* Begin LISTING *

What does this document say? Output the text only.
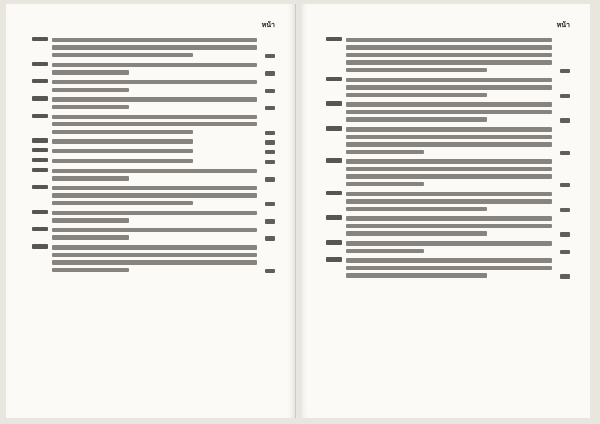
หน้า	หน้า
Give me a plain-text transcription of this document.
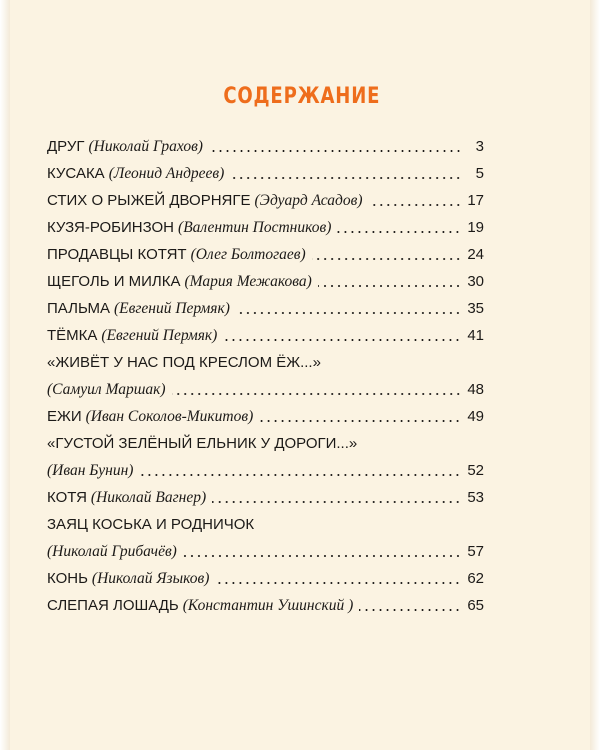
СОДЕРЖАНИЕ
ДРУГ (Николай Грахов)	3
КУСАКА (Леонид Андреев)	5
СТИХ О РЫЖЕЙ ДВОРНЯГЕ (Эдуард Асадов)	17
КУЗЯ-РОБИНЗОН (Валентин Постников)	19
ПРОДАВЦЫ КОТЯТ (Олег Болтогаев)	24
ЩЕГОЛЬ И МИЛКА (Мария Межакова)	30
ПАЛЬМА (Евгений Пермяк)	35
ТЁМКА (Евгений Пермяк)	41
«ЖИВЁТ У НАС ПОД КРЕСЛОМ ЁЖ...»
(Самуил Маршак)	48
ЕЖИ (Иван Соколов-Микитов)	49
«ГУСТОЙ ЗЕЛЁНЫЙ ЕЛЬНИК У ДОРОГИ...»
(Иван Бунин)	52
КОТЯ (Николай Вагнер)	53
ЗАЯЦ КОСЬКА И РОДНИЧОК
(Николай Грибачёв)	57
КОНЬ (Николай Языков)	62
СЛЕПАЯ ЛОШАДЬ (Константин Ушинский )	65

* End LISTING *

- **SET EXERCISE**
Find every line above that contains the word "text", and return each one.

- **RESULT**
What does this document say? Output the text only.
Give me a plain-text transcription of this document.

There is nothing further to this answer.